- [INFORMATION PROVIDED]:
— START —
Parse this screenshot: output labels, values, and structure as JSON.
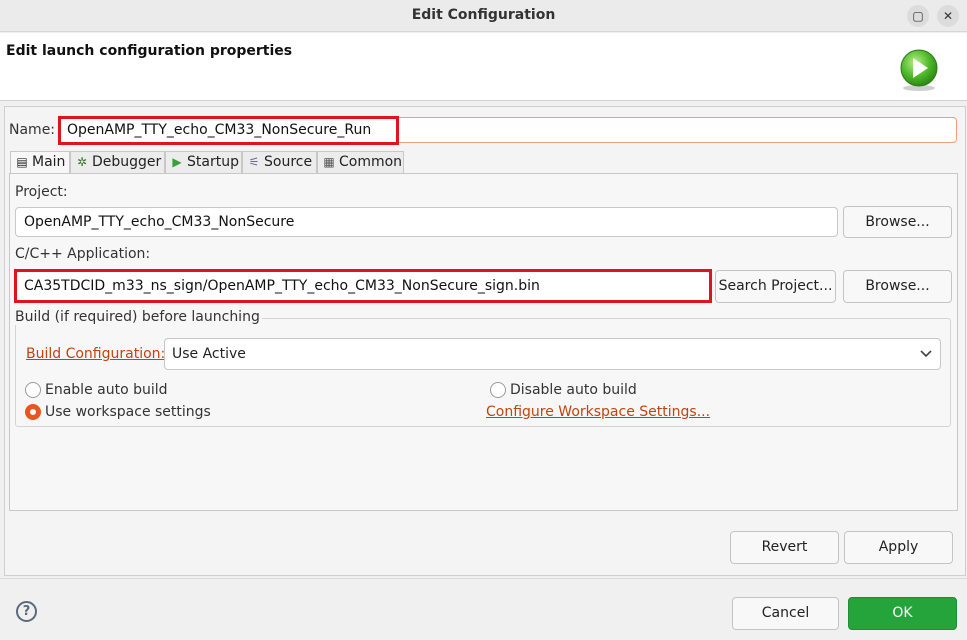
{
  "window": {
    "title": "Edit Configuration",
    "maximize_glyph": "▢",
    "close_glyph": "✕"
  },
  "header": {
    "title": "Edit launch configuration properties",
    "icon": "run-icon"
  },
  "name_field": {
    "label": "Name:",
    "value": "OpenAMP_TTY_echo_CM33_NonSecure_Run"
  },
  "tabs": [
    {
      "label": "Main",
      "icon": "page-icon",
      "glyph": "▤",
      "active": true
    },
    {
      "label": "Debugger",
      "icon": "bug-icon",
      "glyph": "✲",
      "active": false
    },
    {
      "label": "Startup",
      "icon": "play-icon",
      "glyph": "▶",
      "active": false
    },
    {
      "label": "Source",
      "icon": "source-icon",
      "glyph": "⚟",
      "active": false
    },
    {
      "label": "Common",
      "icon": "common-icon",
      "glyph": "▦",
      "active": false
    }
  ],
  "main": {
    "project_label": "Project:",
    "project_value": "OpenAMP_TTY_echo_CM33_NonSecure",
    "browse_label": "Browse...",
    "app_label": "C/C++ Application:",
    "app_value": "CA35TDCID_m33_ns_sign/OpenAMP_TTY_echo_CM33_NonSecure_sign.bin",
    "search_project_label": "Search Project...",
    "browse2_label": "Browse...",
    "build": {
      "group_title": "Build (if required) before launching",
      "config_link": "Build Configuration:",
      "config_value": "Use Active",
      "enable_auto_build": "Enable auto build",
      "disable_auto_build": "Disable auto build",
      "use_workspace": "Use workspace settings",
      "configure_link": "Configure Workspace Settings..."
    }
  },
  "actions": {
    "revert": "Revert",
    "apply": "Apply"
  },
  "footer": {
    "help_glyph": "?",
    "cancel": "Cancel",
    "ok": "OK"
  },
  "colors": {
    "accent": "#e95420",
    "highlight": "#e0141e",
    "ok": "#26a43c",
    "link": "#c1440e"
  }
}
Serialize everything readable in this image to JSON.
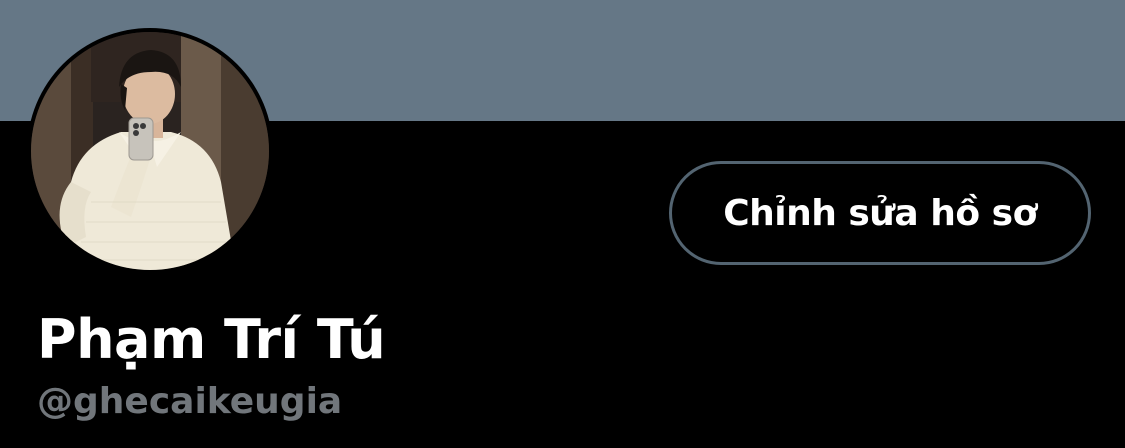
{
  "colors": {
    "banner": "#657786",
    "background": "#000000",
    "button_border": "#536471",
    "handle_text": "#71767b",
    "primary_text": "#ffffff"
  },
  "profile": {
    "display_name": "Phạm Trí Tú",
    "handle": "@ghecaikeugia",
    "edit_profile_label": "Chỉnh sửa hồ sơ",
    "avatar_icon": "profile-photo"
  }
}
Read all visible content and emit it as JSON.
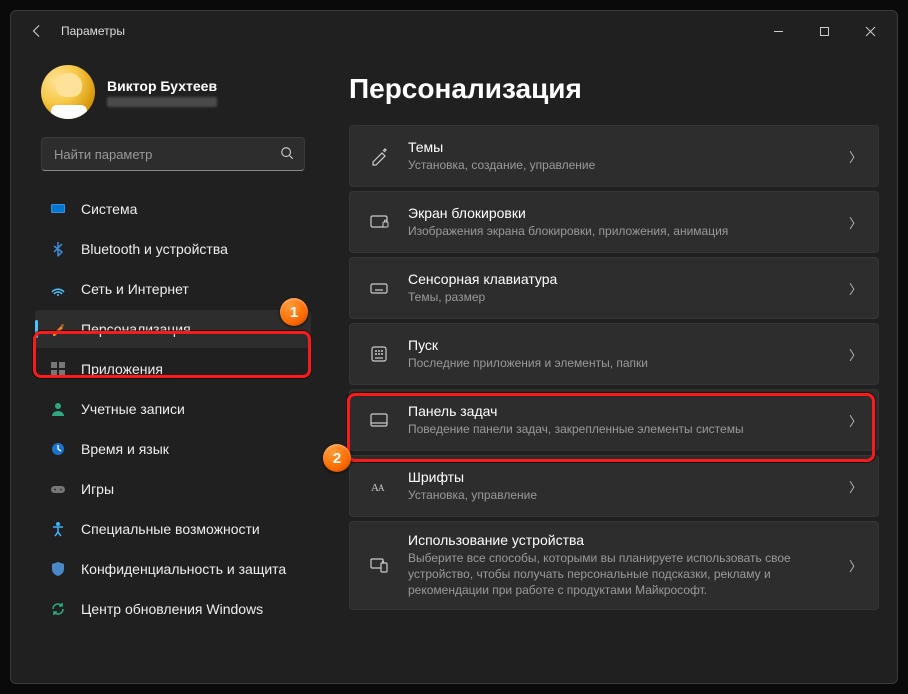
{
  "titlebar": {
    "title": "Параметры"
  },
  "profile": {
    "name": "Виктор Бухтеев"
  },
  "search": {
    "placeholder": "Найти параметр"
  },
  "nav": {
    "items": [
      {
        "id": "system",
        "label": "Система"
      },
      {
        "id": "bluetooth",
        "label": "Bluetooth и устройства"
      },
      {
        "id": "network",
        "label": "Сеть и Интернет"
      },
      {
        "id": "personalize",
        "label": "Персонализация"
      },
      {
        "id": "apps",
        "label": "Приложения"
      },
      {
        "id": "accounts",
        "label": "Учетные записи"
      },
      {
        "id": "time",
        "label": "Время и язык"
      },
      {
        "id": "gaming",
        "label": "Игры"
      },
      {
        "id": "accessibility",
        "label": "Специальные возможности"
      },
      {
        "id": "privacy",
        "label": "Конфиденциальность и защита"
      },
      {
        "id": "update",
        "label": "Центр обновления Windows"
      }
    ],
    "activeIndex": 3
  },
  "main": {
    "heading": "Персонализация",
    "tiles": [
      {
        "id": "themes",
        "title": "Темы",
        "desc": "Установка, создание, управление"
      },
      {
        "id": "lockscreen",
        "title": "Экран блокировки",
        "desc": "Изображения экрана блокировки, приложения, анимация"
      },
      {
        "id": "touchkbd",
        "title": "Сенсорная клавиатура",
        "desc": "Темы, размер"
      },
      {
        "id": "start",
        "title": "Пуск",
        "desc": "Последние приложения и элементы, папки"
      },
      {
        "id": "taskbar",
        "title": "Панель задач",
        "desc": "Поведение панели задач, закрепленные элементы системы"
      },
      {
        "id": "fonts",
        "title": "Шрифты",
        "desc": "Установка, управление"
      },
      {
        "id": "deviceuse",
        "title": "Использование устройства",
        "desc": "Выберите все способы, которыми вы планируете использовать свое устройство, чтобы получать персональные подсказки, рекламу и рекомендации при работе с продуктами Майкрософт."
      }
    ]
  },
  "annotations": {
    "1": "1",
    "2": "2"
  }
}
— END —
- [EXERCISE PROMPT]: Tally the lines that hold the string "Установка" and state the total, nothing more.

- [SOLUTION BELOW]: 2